## What the task requires
Take every line where the string "government" appears and copy it.

Extracted records:
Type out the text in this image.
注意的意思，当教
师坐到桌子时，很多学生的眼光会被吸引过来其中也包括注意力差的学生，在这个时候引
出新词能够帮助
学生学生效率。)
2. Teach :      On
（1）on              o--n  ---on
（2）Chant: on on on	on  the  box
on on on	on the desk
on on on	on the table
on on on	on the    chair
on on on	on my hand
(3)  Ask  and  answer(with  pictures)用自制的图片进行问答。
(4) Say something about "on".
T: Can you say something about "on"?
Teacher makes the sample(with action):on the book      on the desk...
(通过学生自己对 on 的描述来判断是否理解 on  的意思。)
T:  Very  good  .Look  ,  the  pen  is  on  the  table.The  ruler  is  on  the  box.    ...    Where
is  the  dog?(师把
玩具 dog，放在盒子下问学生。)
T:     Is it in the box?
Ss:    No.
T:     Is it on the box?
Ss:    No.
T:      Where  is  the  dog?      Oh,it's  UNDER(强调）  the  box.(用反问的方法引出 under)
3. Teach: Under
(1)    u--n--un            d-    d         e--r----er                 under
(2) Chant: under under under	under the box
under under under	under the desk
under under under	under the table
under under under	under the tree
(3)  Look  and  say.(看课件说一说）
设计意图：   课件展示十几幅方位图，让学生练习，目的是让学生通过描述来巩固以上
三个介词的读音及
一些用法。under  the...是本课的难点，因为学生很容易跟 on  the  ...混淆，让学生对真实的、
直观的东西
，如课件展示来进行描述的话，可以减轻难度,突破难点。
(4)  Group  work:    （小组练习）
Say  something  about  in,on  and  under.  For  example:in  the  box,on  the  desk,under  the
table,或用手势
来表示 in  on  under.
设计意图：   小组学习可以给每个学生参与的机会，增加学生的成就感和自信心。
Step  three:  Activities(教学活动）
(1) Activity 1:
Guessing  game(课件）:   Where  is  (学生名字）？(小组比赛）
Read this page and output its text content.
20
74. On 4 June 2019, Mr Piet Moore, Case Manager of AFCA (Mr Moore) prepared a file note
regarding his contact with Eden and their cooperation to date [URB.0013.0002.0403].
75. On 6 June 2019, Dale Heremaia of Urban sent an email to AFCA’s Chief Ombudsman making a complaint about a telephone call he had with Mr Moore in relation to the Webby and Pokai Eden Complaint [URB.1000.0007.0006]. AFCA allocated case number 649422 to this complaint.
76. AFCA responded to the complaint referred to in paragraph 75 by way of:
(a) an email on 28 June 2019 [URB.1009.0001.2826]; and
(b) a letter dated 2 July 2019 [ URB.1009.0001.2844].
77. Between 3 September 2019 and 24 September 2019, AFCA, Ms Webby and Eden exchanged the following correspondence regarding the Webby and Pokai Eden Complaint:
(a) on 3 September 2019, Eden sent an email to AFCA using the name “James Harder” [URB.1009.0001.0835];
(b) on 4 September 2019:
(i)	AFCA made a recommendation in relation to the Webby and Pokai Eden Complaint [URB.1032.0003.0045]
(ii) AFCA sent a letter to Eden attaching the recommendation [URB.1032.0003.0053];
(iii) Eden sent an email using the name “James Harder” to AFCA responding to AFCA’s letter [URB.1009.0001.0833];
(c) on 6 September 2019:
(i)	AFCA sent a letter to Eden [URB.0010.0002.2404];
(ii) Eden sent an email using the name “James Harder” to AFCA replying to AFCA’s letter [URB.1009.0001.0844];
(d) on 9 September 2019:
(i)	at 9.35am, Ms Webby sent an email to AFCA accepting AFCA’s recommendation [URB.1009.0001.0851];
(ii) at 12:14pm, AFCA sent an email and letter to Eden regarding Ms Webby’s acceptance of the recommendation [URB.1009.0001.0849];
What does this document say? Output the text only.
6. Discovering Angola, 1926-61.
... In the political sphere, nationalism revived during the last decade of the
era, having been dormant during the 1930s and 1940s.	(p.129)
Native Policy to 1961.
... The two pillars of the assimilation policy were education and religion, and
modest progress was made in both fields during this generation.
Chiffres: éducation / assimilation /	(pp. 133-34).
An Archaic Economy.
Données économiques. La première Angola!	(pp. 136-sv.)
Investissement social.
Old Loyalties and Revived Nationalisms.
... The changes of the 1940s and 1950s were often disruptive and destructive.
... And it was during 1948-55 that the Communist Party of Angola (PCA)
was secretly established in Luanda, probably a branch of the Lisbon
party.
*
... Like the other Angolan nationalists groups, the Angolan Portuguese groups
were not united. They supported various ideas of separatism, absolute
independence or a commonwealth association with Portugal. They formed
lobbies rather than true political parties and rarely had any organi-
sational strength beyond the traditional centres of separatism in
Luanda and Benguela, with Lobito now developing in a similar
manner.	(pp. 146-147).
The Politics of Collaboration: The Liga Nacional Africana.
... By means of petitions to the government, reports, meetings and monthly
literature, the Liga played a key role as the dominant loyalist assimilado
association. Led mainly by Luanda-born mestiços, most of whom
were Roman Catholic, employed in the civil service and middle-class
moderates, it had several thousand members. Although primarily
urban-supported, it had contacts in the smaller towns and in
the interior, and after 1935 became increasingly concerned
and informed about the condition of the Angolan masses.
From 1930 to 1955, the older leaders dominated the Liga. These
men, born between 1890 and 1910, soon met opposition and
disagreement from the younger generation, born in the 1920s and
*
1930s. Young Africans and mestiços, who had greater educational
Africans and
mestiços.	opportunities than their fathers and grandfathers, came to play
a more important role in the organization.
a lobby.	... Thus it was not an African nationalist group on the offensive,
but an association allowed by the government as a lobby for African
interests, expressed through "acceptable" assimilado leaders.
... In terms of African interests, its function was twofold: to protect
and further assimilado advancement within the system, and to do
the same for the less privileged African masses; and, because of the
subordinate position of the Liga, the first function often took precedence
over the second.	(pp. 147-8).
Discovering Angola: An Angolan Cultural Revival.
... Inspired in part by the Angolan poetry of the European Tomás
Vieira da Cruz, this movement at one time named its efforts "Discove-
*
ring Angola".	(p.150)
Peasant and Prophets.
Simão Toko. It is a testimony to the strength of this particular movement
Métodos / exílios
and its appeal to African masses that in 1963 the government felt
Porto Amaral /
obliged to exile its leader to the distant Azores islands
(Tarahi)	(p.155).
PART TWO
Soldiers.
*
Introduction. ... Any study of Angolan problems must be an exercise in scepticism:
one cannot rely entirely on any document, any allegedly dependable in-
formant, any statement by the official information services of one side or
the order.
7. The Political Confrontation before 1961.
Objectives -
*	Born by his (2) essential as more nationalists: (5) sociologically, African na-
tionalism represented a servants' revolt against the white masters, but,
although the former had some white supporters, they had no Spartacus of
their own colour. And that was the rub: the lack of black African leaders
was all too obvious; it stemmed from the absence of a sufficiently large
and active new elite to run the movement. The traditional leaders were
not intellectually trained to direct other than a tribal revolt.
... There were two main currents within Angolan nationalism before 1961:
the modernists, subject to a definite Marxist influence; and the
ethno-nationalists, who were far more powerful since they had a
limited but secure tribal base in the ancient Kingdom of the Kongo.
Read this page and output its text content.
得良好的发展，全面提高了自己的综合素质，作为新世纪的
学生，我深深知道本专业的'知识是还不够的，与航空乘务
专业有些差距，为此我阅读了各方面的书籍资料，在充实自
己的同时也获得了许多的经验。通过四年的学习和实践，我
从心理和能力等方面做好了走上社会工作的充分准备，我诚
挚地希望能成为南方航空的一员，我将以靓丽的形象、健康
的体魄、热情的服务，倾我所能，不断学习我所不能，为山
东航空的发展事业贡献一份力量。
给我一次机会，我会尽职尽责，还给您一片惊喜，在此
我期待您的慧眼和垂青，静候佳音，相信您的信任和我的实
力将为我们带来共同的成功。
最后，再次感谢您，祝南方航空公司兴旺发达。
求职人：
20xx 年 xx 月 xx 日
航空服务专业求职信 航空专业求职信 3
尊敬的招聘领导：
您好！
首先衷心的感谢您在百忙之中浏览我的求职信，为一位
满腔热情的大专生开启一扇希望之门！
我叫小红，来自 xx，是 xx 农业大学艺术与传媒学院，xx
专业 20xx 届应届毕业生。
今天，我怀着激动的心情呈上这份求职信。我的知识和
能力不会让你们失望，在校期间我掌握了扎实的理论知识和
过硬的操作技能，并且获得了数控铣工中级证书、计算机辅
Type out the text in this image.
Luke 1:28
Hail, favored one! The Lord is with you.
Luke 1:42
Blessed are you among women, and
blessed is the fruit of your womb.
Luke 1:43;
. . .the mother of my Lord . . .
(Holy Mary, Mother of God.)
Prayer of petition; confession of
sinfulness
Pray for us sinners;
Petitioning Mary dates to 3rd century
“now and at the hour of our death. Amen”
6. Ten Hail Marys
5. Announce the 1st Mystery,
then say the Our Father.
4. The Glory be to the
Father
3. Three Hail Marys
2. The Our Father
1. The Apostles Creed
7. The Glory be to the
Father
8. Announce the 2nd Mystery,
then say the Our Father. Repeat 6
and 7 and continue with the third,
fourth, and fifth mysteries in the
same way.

## Completed task
... By means of petitions to the government, reports, meetings and monthly
but an association allowed by the government as a lobby for African
and its appeal to African masses that in 1963 the government felt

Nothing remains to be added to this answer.